§ **Work item**
Print the listing below again, exactly. Skip the pictures.

§ **Exercise material**
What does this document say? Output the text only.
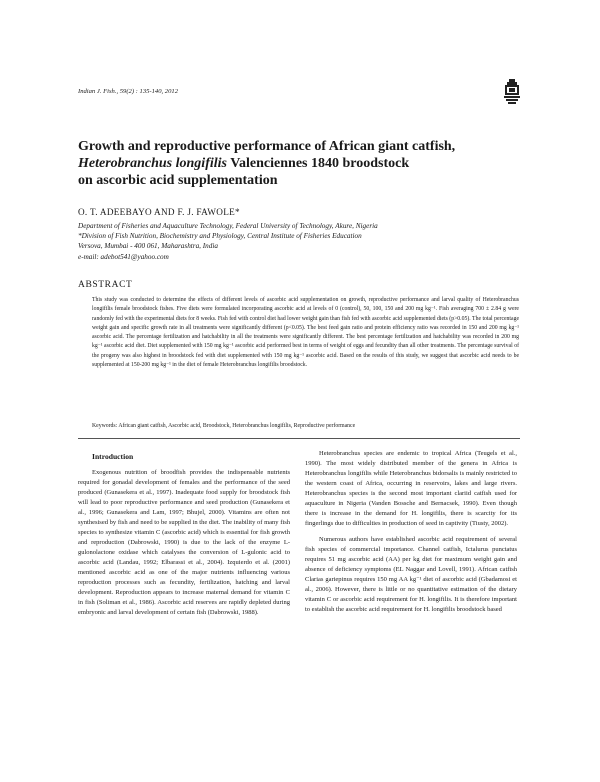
Indian J. Fish., 59(2) : 135-140, 2012
Growth and reproductive performance of African giant catfish,
Heterobranchus longifilis Valenciennes 1840 broodstock
on ascorbic acid supplementation
O. T. ADEEBAYO AND F. J. FAWOLE*
Department of Fisheries and Aquaculture Technology, Federal University of Technology, Akure, Nigeria
*Division of Fish Nutrition, Biochemistry and Physiology, Central Institute of Fisheries Education
Versova, Mumbai - 400 061, Maharashtra, India
e-mail: adebot541@yahoo.com
ABSTRACT
This study was conducted to determine the effects of different levels of ascorbic acid supplementation on growth, reproductive performance and larval quality of Heterobranchus longifilis female broodstock fishes. Five diets were formulated incorporating ascorbic acid at levels of 0 (control), 50, 100, 150 and 200 mg kg⁻¹. Fish averaging 700 ± 2.84 g were randomly fed with the experimental diets for 8 weeks. Fish fed with control diet had lower weight gain than fish fed with ascorbic acid supplemented diets (p>0.05). The total percentage weight gain and specific growth rate in all treatments were significantly different (p<0.05). The best feed gain ratio and protein efficiency ratio was recorded in 150 and 200 mg kg⁻¹ ascorbic acid. The percentage fertilization and hatchability in all the treatments were significantly different. The best percentage fertilization and hatchability was recorded in 200 mg kg⁻¹ ascorbic acid diet. Diet supplemented with 150 mg kg⁻¹ ascorbic acid performed best in terms of weight of eggs and fecundity than all other treatments. The percentage survival of the progeny was also highest in broodstock fed with diet supplemented with 150 mg kg⁻¹ ascorbic acid. Based on the results of this study, we suggest that ascorbic acid needs to be supplemented at 150-200 mg kg⁻¹ in the diet of female Heterobranchus longifilis broodstock.
Keywords: African giant catfish, Ascorbic acid, Broodstock, Heterobranchus longifilis, Reproductive performance

Introduction

Exogenous nutrition of broodfish provides the indispensable nutrients required for gonadal development of females and the performance of the seed produced (Gunasekera et al., 1997). Inadequate food supply for broodstock fish will lead to poor reproductive performance and seed production (Gunasekera et al., 1996; Gunasekera and Lam, 1997; Bhujel, 2000). Vitamins are often not synthesised by fish and need to be supplied in the diet. The inability of many fish species to synthesize vitamin C (ascorbic acid) which is essential for fish growth and reproduction (Dabrowski, 1990) is due to the lack of the enzyme L-gulonolactone oxidase which catalyses the conversion of L-gulonic acid to ascorbic acid (Landau, 1992; Elbarassi et al., 2004). Izquierdo et al. (2001) mentioned ascorbic acid as one of the major nutrients influencing various reproduction processes such as fecundity, fertilization, hatching and larval development. Reproduction appears to increase maternal demand for vitamin C in fish (Soliman et al., 1986). Ascorbic acid reserves are rapidly depleted during embryonic and larval development of certain fish (Dabrowski, 1988).

Heterobranchus species are endemic to tropical Africa (Teugels et al., 1990). The most widely distributed member of the genera in Africa is Heterobranchus longifilis while Heterobranchus bidorsalis is mainly restricted to the western coast of Africa, occurring in reservoirs, lakes and large rivers. Heterobranchus species is the second most important clariid catfish used for aquaculture in Nigeria (Vanden Bossche and Bernacsek, 1990). Even though there is increase in the demand for H. longifilis, there is scarcity for its fingerlings due to difficulties in production of seed in captivity (Tiusty, 2002).

Numerous authors have established ascorbic acid requirement of several fish species of commercial importance. Channel catfish, Ictalurus punctatus requires 51 mg ascorbic acid (AA) per kg diet for maximum weight gain and absence of deficiency symptoms (EL Naggar and Lovell, 1991). African catfish Clarias gariepinus requires 150 mg AA kg⁻¹ diet of ascorbic acid (Gbadamosi et al., 2006). However, there is little or no quantitative estimation of the dietary vitamin C or ascorbic acid requirement for H. longifilis. It is therefore important to establish the ascorbic acid requirement for H. longifilis broodstock based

§ **Answer to the problem**
What does this document say? Output the text only.
Indian J. Fish., 59(2) : 135-140, 2012
Growth and reproductive performance of African giant catfish,
Heterobranchus longifilis Valenciennes 1840 broodstock
on ascorbic acid supplementation
O. T. ADEEBAYO AND F. J. FAWOLE*
Department of Fisheries and Aquaculture Technology, Federal University of Technology, Akure, Nigeria
*Division of Fish Nutrition, Biochemistry and Physiology, Central Institute of Fisheries Education
Versova, Mumbai - 400 061, Maharashtra, India
e-mail: adebot541@yahoo.com
ABSTRACT
This study was conducted to determine the effects of different levels of ascorbic acid supplementation on growth, reproductive performance and larval quality of Heterobranchus longifilis female broodstock fishes. Five diets were formulated incorporating ascorbic acid at levels of 0 (control), 50, 100, 150 and 200 mg kg⁻¹. Fish averaging 700 ± 2.84 g were randomly fed with the experimental diets for 8 weeks. Fish fed with control diet had lower weight gain than fish fed with ascorbic acid supplemented diets (p>0.05). The total percentage weight gain and specific growth rate in all treatments were significantly different (p<0.05). The best feed gain ratio and protein efficiency ratio was recorded in 150 and 200 mg kg⁻¹ ascorbic acid. The percentage fertilization and hatchability in all the treatments were significantly different. The best percentage fertilization and hatchability was recorded in 200 mg kg⁻¹ ascorbic acid diet. Diet supplemented with 150 mg kg⁻¹ ascorbic acid performed best in terms of weight of eggs and fecundity than all other treatments. The percentage survival of the progeny was also highest in broodstock fed with diet supplemented with 150 mg kg⁻¹ ascorbic acid. Based on the results of this study, we suggest that ascorbic acid needs to be supplemented at 150-200 mg kg⁻¹ in the diet of female Heterobranchus longifilis broodstock.
Keywords: African giant catfish, Ascorbic acid, Broodstock, Heterobranchus longifilis, Reproductive performance

Introduction

Exogenous nutrition of broodfish provides the indispensable nutrients required for gonadal development of females and the performance of the seed produced (Gunasekera et al., 1997). Inadequate food supply for broodstock fish will lead to poor reproductive performance and seed production (Gunasekera et al., 1996; Gunasekera and Lam, 1997; Bhujel, 2000). Vitamins are often not synthesised by fish and need to be supplied in the diet. The inability of many fish species to synthesize vitamin C (ascorbic acid) which is essential for fish growth and reproduction (Dabrowski, 1990) is due to the lack of the enzyme L-gulonolactone oxidase which catalyses the conversion of L-gulonic acid to ascorbic acid (Landau, 1992; Elbarassi et al., 2004). Izquierdo et al. (2001) mentioned ascorbic acid as one of the major nutrients influencing various reproduction processes such as fecundity, fertilization, hatching and larval development. Reproduction appears to increase maternal demand for vitamin C in fish (Soliman et al., 1986). Ascorbic acid reserves are rapidly depleted during embryonic and larval development of certain fish (Dabrowski, 1988).

Heterobranchus species are endemic to tropical Africa (Teugels et al., 1990). The most widely distributed member of the genera in Africa is Heterobranchus longifilis while Heterobranchus bidorsalis is mainly restricted to the western coast of Africa, occurring in reservoirs, lakes and large rivers. Heterobranchus species is the second most important clariid catfish used for aquaculture in Nigeria (Vanden Bossche and Bernacsek, 1990). Even though there is increase in the demand for H. longifilis, there is scarcity for its fingerlings due to difficulties in production of seed in captivity (Tiusty, 2002).

Numerous authors have established ascorbic acid requirement of several fish species of commercial importance. Channel catfish, Ictalurus punctatus requires 51 mg ascorbic acid (AA) per kg diet for maximum weight gain and absence of deficiency symptoms (EL Naggar and Lovell, 1991). African catfish Clarias gariepinus requires 150 mg AA kg⁻¹ diet of ascorbic acid (Gbadamosi et al., 2006). However, there is little or no quantitative estimation of the dietary vitamin C or ascorbic acid requirement for H. longifilis. It is therefore important to establish the ascorbic acid requirement for H. longifilis broodstock based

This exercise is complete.